→ INSTRUCTIONS TO FOLLOW: Are you able to retype all the records below exactly?

→ DATA SHOWN:
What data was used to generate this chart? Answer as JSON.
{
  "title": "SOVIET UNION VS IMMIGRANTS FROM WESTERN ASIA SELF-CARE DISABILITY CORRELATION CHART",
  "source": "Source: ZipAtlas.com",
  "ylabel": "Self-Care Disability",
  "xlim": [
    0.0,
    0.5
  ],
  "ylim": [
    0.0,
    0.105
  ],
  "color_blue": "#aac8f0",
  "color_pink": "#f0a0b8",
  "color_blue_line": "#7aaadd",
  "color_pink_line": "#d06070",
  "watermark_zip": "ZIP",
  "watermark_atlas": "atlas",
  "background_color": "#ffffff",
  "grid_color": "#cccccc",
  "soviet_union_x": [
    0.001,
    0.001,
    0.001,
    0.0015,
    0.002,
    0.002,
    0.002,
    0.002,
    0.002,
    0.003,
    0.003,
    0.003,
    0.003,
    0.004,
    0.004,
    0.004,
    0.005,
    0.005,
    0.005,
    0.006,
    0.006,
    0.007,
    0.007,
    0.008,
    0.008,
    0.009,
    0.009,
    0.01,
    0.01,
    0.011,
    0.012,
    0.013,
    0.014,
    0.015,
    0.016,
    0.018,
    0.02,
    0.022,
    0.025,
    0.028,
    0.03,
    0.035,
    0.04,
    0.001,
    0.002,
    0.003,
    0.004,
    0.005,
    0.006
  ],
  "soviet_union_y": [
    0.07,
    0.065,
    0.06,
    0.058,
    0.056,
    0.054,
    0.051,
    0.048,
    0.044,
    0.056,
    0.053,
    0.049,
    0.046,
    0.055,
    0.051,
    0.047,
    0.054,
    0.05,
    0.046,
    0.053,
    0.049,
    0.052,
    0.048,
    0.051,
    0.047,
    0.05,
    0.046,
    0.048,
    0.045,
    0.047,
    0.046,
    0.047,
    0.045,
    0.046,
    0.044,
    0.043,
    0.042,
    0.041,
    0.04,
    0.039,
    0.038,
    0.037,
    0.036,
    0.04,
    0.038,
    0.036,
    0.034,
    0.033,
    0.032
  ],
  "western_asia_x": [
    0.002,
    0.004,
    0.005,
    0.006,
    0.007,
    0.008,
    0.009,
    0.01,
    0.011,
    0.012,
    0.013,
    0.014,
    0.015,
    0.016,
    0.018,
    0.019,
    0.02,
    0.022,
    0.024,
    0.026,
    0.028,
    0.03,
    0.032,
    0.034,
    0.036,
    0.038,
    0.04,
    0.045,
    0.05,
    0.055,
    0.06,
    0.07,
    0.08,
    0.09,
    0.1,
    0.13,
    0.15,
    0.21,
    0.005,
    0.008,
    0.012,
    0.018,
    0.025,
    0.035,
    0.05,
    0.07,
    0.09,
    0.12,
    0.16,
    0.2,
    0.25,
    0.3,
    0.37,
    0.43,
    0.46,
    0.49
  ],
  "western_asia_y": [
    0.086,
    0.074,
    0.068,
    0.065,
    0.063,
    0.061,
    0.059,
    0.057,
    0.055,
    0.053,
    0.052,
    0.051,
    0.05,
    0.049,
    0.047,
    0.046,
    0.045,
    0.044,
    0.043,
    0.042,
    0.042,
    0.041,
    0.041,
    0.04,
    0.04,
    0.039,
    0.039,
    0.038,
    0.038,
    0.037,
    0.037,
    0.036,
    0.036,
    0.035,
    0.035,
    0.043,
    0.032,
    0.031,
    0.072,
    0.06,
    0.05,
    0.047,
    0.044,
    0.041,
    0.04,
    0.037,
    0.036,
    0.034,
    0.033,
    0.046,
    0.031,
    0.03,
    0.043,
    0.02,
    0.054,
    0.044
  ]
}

→ THE RESULT:
What data was used to generate this chart? Answer as JSON.
{
  "title": "SOVIET UNION VS IMMIGRANTS FROM WESTERN ASIA SELF-CARE DISABILITY CORRELATION CHART",
  "source": "Source: ZipAtlas.com",
  "ylabel": "Self-Care Disability",
  "xlim": [
    0.0,
    0.5
  ],
  "ylim": [
    0.0,
    0.105
  ],
  "color_blue": "#aac8f0",
  "color_pink": "#f0a0b8",
  "color_blue_line": "#7aaadd",
  "color_pink_line": "#d06070",
  "watermark_zip": "ZIP",
  "watermark_atlas": "atlas",
  "background_color": "#ffffff",
  "grid_color": "#cccccc",
  "soviet_union_x": [
    0.001,
    0.001,
    0.001,
    0.0015,
    0.002,
    0.002,
    0.002,
    0.002,
    0.002,
    0.003,
    0.003,
    0.003,
    0.003,
    0.004,
    0.004,
    0.004,
    0.005,
    0.005,
    0.005,
    0.006,
    0.006,
    0.007,
    0.007,
    0.008,
    0.008,
    0.009,
    0.009,
    0.01,
    0.01,
    0.011,
    0.012,
    0.013,
    0.014,
    0.015,
    0.016,
    0.018,
    0.02,
    0.022,
    0.025,
    0.028,
    0.03,
    0.035,
    0.04,
    0.001,
    0.002,
    0.003,
    0.004,
    0.005,
    0.006
  ],
  "soviet_union_y": [
    0.07,
    0.065,
    0.06,
    0.058,
    0.056,
    0.054,
    0.051,
    0.048,
    0.044,
    0.056,
    0.053,
    0.049,
    0.046,
    0.055,
    0.051,
    0.047,
    0.054,
    0.05,
    0.046,
    0.053,
    0.049,
    0.052,
    0.048,
    0.051,
    0.047,
    0.05,
    0.046,
    0.048,
    0.045,
    0.047,
    0.046,
    0.047,
    0.045,
    0.046,
    0.044,
    0.043,
    0.042,
    0.041,
    0.04,
    0.039,
    0.038,
    0.037,
    0.036,
    0.04,
    0.038,
    0.036,
    0.034,
    0.033,
    0.032
  ],
  "western_asia_x": [
    0.002,
    0.004,
    0.005,
    0.006,
    0.007,
    0.008,
    0.009,
    0.01,
    0.011,
    0.012,
    0.013,
    0.014,
    0.015,
    0.016,
    0.018,
    0.019,
    0.02,
    0.022,
    0.024,
    0.026,
    0.028,
    0.03,
    0.032,
    0.034,
    0.036,
    0.038,
    0.04,
    0.045,
    0.05,
    0.055,
    0.06,
    0.07,
    0.08,
    0.09,
    0.1,
    0.13,
    0.15,
    0.21,
    0.005,
    0.008,
    0.012,
    0.018,
    0.025,
    0.035,
    0.05,
    0.07,
    0.09,
    0.12,
    0.16,
    0.2,
    0.25,
    0.3,
    0.37,
    0.43,
    0.46,
    0.49
  ],
  "western_asia_y": [
    0.086,
    0.074,
    0.068,
    0.065,
    0.063,
    0.061,
    0.059,
    0.057,
    0.055,
    0.053,
    0.052,
    0.051,
    0.05,
    0.049,
    0.047,
    0.046,
    0.045,
    0.044,
    0.043,
    0.042,
    0.042,
    0.041,
    0.041,
    0.04,
    0.04,
    0.039,
    0.039,
    0.038,
    0.038,
    0.037,
    0.037,
    0.036,
    0.036,
    0.035,
    0.035,
    0.043,
    0.032,
    0.031,
    0.072,
    0.06,
    0.05,
    0.047,
    0.044,
    0.041,
    0.04,
    0.037,
    0.036,
    0.034,
    0.033,
    0.046,
    0.031,
    0.03,
    0.043,
    0.02,
    0.054,
    0.044
  ]
}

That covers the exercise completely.